#### Task requirements
From the listing below, extract each line containing the string "ABOUT".

#### Entries shown
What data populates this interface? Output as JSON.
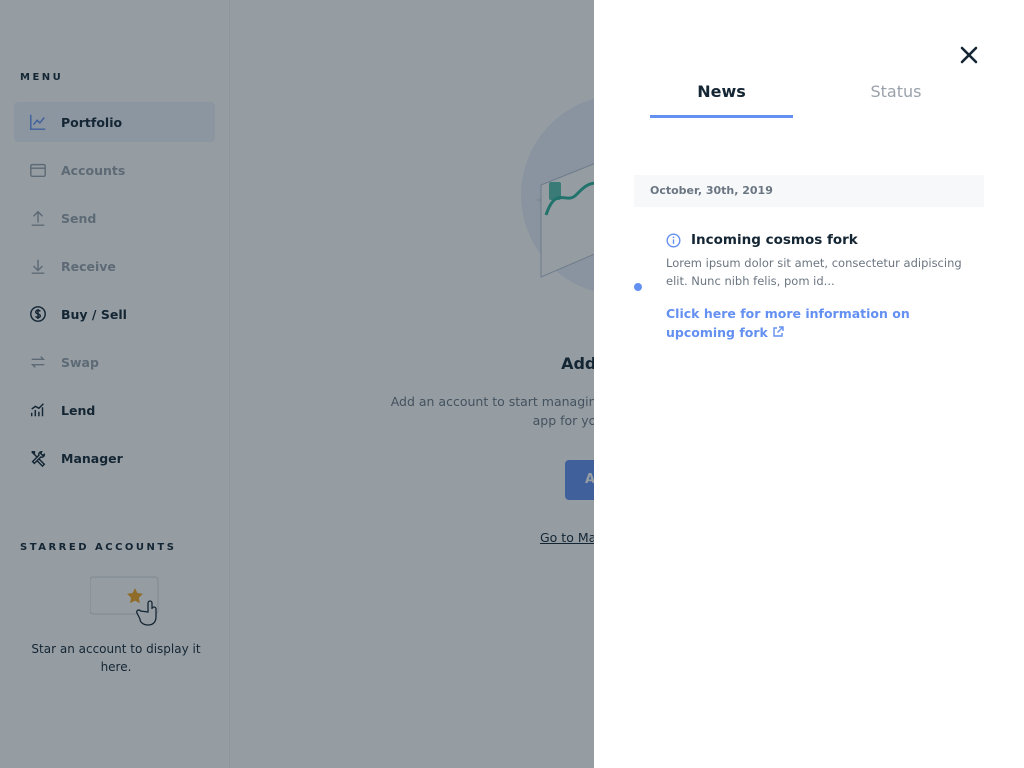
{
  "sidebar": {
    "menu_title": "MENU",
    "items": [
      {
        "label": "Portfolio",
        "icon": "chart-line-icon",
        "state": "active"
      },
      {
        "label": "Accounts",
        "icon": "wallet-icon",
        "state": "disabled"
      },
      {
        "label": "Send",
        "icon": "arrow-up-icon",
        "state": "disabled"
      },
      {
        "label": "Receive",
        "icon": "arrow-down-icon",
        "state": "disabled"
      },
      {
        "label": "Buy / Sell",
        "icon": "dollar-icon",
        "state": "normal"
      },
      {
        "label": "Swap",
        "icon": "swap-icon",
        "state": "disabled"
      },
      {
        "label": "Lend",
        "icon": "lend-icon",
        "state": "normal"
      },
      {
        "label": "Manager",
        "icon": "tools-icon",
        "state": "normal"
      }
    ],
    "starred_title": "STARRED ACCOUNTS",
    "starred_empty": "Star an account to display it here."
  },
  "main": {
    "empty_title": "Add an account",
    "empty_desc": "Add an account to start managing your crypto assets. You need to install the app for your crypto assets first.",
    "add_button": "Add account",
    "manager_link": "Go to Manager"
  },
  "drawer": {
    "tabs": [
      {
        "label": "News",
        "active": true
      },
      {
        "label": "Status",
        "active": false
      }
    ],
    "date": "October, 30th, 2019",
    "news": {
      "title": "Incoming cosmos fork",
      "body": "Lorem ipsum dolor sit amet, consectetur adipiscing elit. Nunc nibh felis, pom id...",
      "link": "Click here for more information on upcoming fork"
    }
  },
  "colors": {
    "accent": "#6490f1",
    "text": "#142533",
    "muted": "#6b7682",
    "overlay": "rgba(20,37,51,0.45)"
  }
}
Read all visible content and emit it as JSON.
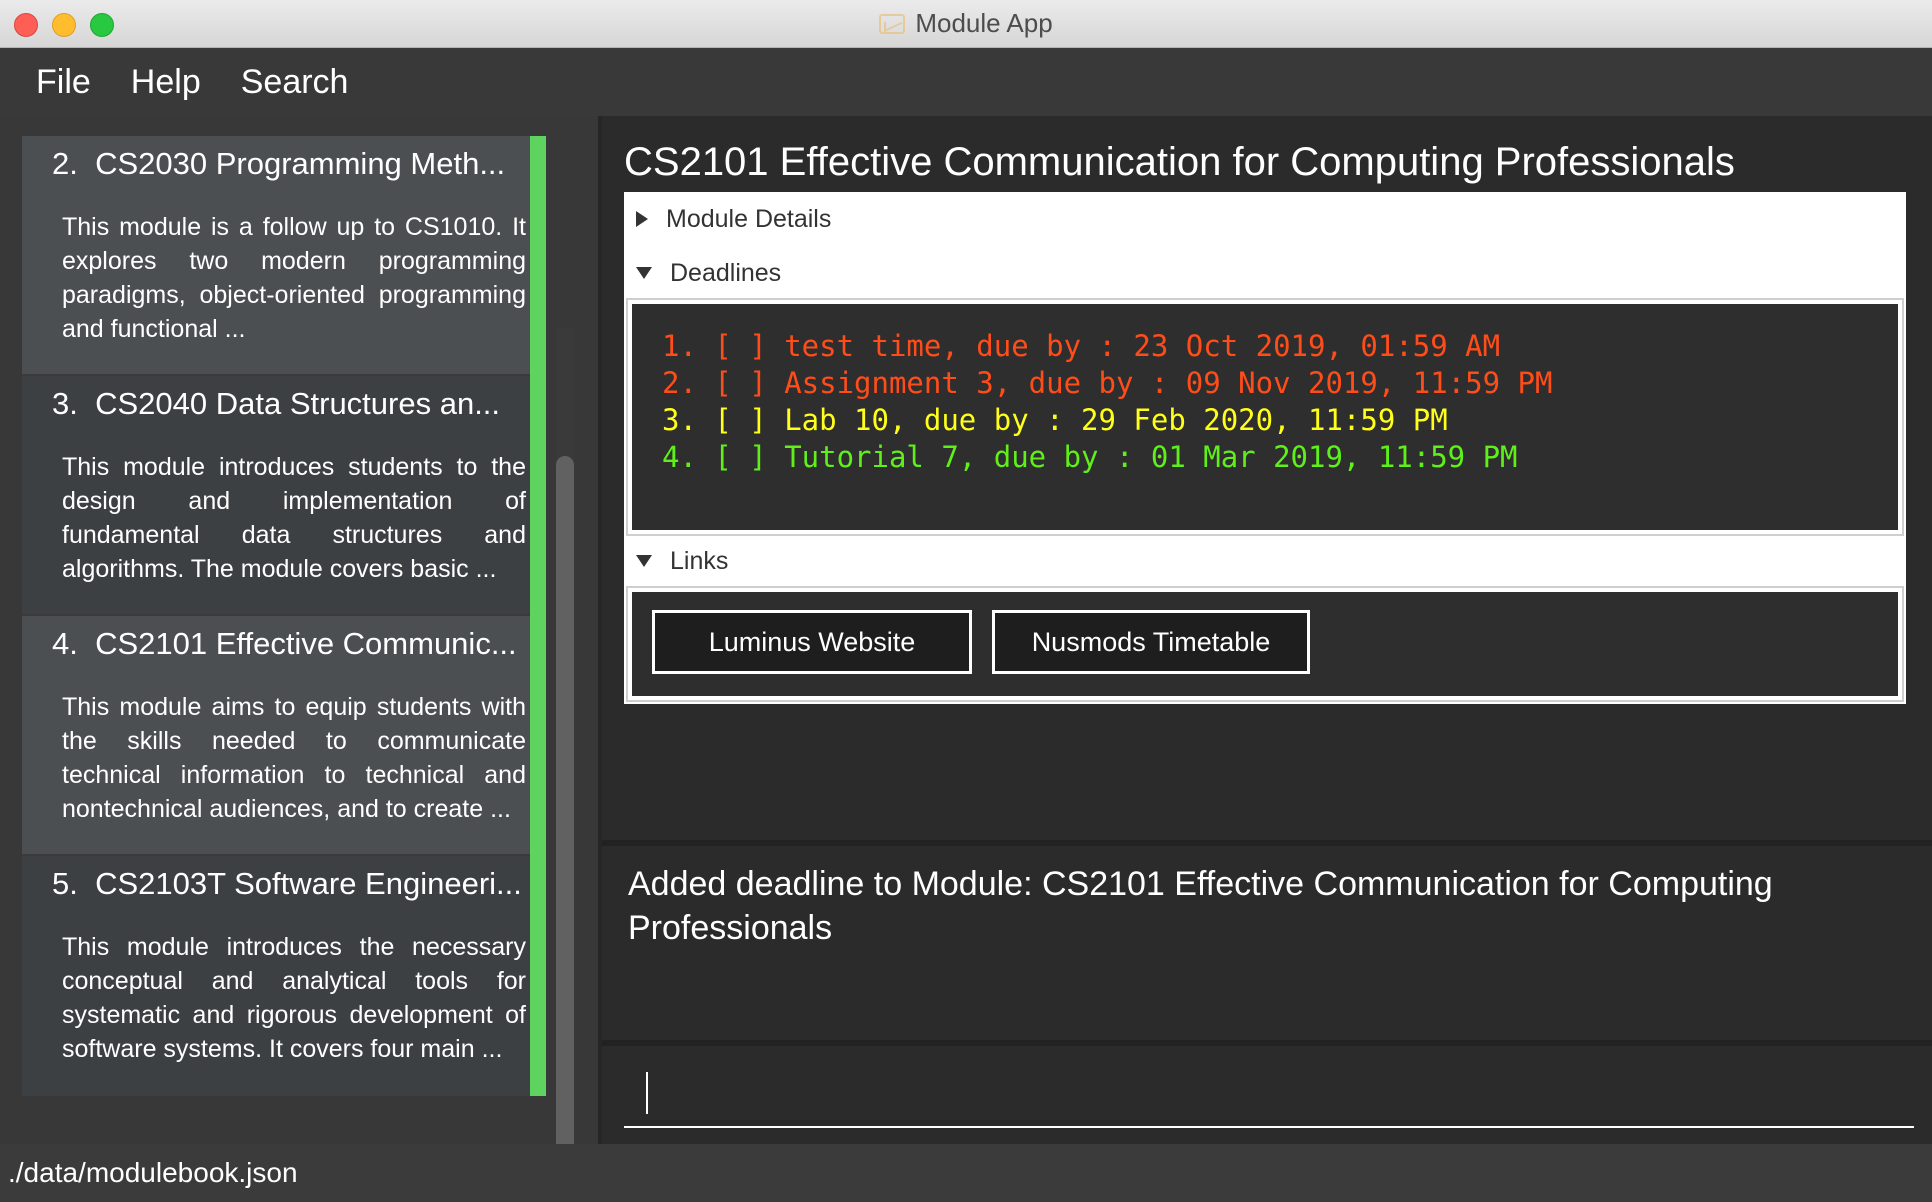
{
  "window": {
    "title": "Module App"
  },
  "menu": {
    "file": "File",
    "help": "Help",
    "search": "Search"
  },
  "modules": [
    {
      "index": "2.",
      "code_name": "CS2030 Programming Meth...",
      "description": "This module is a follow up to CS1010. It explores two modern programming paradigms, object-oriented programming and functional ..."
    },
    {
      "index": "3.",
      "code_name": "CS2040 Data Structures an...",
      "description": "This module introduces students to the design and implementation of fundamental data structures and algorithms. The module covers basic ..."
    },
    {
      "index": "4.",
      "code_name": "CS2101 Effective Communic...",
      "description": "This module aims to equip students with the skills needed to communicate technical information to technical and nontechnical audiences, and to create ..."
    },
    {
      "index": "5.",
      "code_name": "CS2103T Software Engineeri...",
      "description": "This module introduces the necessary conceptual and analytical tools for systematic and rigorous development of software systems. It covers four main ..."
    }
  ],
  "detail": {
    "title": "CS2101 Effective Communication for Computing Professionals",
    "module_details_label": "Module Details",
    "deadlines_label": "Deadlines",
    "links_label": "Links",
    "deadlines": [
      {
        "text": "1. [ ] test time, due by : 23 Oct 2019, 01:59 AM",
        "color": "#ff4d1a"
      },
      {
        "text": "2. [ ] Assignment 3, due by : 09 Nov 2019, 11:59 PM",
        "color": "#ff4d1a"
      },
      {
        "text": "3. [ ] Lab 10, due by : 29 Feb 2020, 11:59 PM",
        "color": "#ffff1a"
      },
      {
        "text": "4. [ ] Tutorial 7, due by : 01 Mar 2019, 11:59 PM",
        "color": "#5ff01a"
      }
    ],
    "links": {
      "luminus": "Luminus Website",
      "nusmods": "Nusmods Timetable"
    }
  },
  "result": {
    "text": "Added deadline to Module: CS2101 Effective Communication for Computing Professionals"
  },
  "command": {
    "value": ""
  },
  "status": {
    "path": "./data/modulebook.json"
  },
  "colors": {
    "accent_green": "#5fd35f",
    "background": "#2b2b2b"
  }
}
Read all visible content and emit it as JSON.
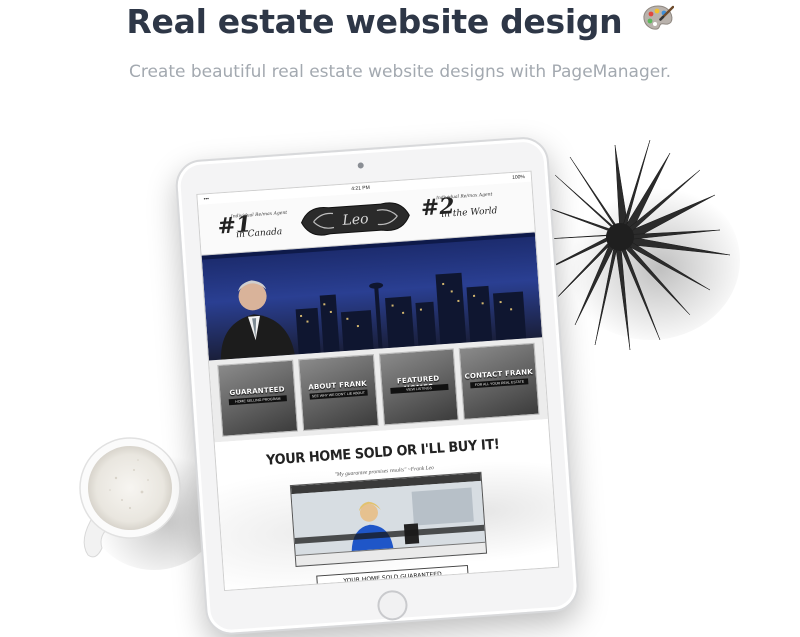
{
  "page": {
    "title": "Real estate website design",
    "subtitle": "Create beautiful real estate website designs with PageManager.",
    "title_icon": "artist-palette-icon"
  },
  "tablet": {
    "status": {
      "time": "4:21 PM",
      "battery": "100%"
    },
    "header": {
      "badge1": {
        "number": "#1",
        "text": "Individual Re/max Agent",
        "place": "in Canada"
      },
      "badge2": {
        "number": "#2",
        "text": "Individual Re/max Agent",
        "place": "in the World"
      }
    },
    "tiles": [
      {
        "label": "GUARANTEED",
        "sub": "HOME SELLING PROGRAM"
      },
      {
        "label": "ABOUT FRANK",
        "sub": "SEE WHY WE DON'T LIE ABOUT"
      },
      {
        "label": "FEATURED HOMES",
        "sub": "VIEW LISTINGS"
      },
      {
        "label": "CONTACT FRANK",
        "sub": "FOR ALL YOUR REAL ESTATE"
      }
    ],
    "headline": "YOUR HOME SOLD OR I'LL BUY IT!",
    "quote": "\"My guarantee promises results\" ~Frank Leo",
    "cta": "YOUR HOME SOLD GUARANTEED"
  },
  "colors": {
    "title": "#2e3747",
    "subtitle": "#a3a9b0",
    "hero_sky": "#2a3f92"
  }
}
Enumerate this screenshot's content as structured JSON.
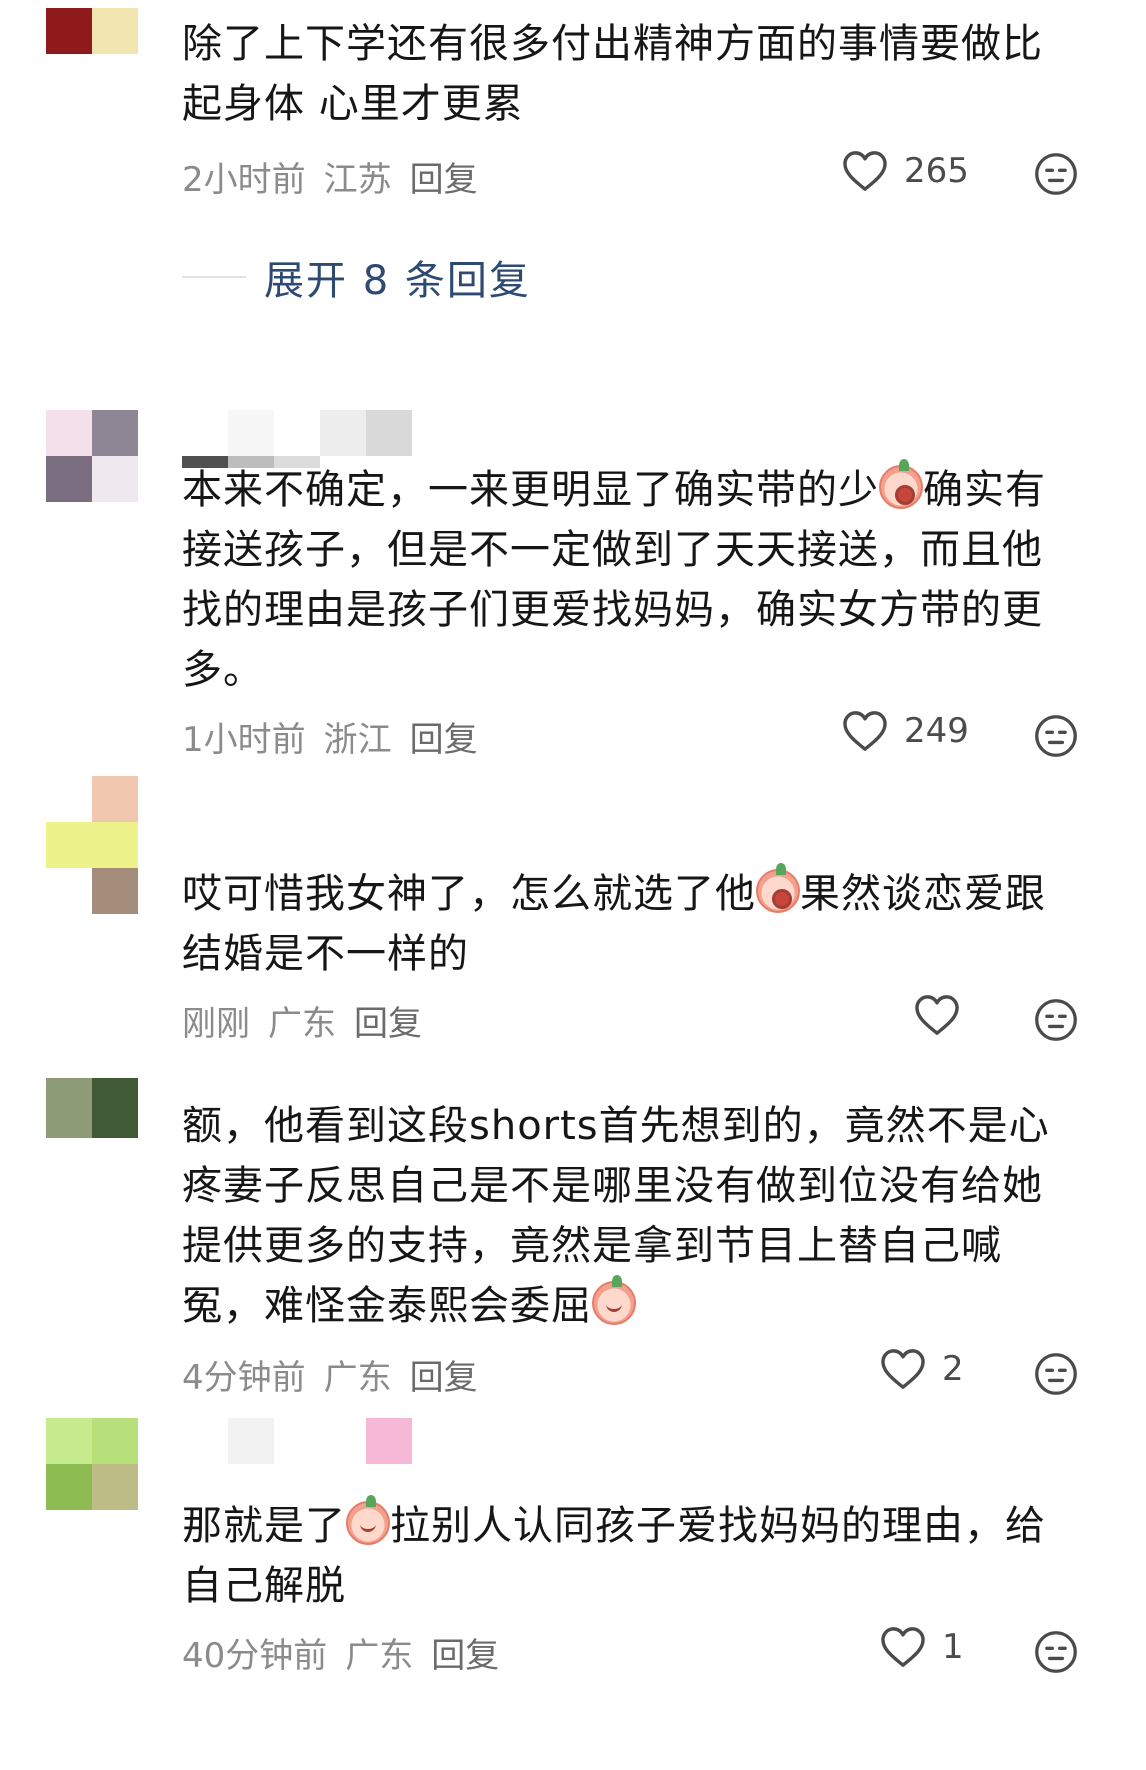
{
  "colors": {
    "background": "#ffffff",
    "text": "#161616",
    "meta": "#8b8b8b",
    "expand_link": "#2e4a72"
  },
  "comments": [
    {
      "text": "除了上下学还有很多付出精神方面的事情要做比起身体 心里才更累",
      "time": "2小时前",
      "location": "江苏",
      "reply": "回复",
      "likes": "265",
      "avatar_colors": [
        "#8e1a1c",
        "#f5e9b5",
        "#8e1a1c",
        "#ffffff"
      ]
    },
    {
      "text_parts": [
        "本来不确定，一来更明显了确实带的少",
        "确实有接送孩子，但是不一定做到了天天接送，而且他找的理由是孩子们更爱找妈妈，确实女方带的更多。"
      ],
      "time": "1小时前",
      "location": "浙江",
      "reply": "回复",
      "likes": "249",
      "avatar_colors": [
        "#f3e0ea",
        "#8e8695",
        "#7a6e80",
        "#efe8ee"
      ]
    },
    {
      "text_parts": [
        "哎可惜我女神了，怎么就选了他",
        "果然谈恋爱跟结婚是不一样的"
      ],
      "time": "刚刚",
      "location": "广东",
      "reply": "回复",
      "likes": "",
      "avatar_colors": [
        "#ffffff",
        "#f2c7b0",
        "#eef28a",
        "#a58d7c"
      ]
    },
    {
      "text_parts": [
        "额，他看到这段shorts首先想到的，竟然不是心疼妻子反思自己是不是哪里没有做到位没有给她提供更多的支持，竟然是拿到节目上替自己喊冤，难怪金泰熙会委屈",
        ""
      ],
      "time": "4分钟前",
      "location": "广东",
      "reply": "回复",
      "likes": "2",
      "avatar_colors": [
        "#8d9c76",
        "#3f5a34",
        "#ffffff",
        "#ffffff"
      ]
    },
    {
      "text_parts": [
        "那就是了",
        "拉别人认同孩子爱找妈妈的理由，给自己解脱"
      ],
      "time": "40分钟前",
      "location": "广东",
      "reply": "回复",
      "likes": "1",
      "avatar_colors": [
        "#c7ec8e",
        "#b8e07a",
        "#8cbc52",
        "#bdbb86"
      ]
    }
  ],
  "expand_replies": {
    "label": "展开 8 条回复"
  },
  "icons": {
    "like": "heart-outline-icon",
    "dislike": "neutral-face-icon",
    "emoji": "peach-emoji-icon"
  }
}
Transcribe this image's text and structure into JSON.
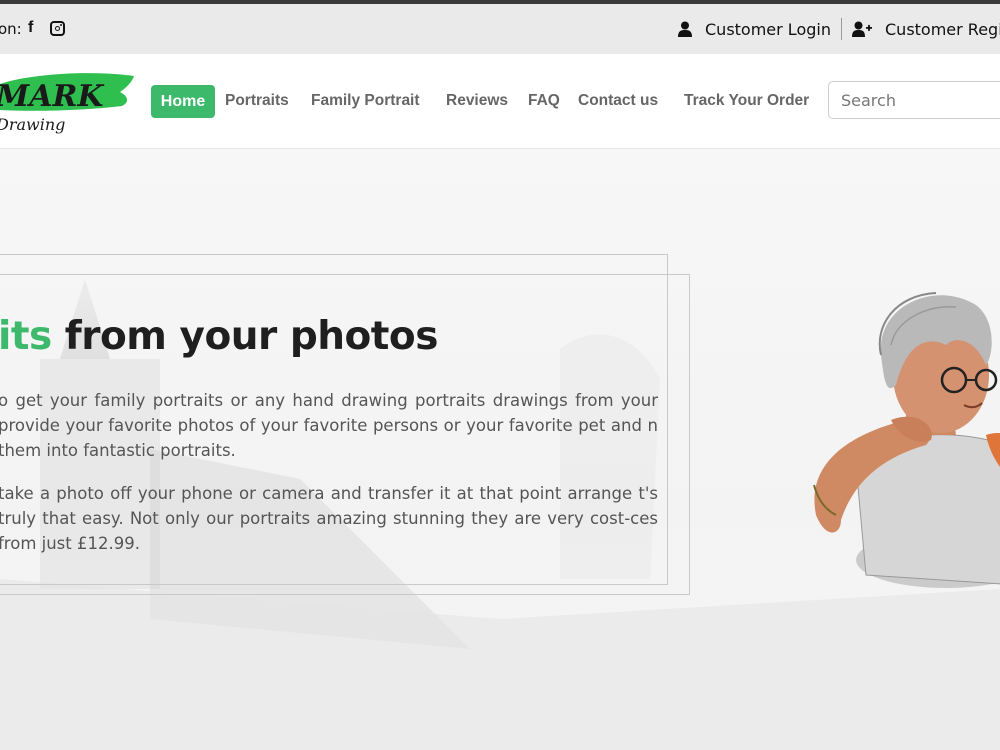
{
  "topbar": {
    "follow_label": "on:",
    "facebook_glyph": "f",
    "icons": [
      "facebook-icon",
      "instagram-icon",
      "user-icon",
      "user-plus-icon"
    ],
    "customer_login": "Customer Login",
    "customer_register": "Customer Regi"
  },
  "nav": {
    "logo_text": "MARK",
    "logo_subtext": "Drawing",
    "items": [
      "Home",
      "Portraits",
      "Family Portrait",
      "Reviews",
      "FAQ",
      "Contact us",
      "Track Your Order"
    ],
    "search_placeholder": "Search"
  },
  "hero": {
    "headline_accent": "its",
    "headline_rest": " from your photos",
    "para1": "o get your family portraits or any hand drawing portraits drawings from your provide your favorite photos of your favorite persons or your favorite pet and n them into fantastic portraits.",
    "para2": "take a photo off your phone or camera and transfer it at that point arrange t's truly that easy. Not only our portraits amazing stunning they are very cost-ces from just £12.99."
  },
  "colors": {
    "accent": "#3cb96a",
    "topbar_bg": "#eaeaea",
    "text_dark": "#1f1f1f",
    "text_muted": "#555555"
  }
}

#### Written solution
        "label": "ABOUT FRANK",
        "sub": "SEE WHY WE DON'T LIE ABOUT"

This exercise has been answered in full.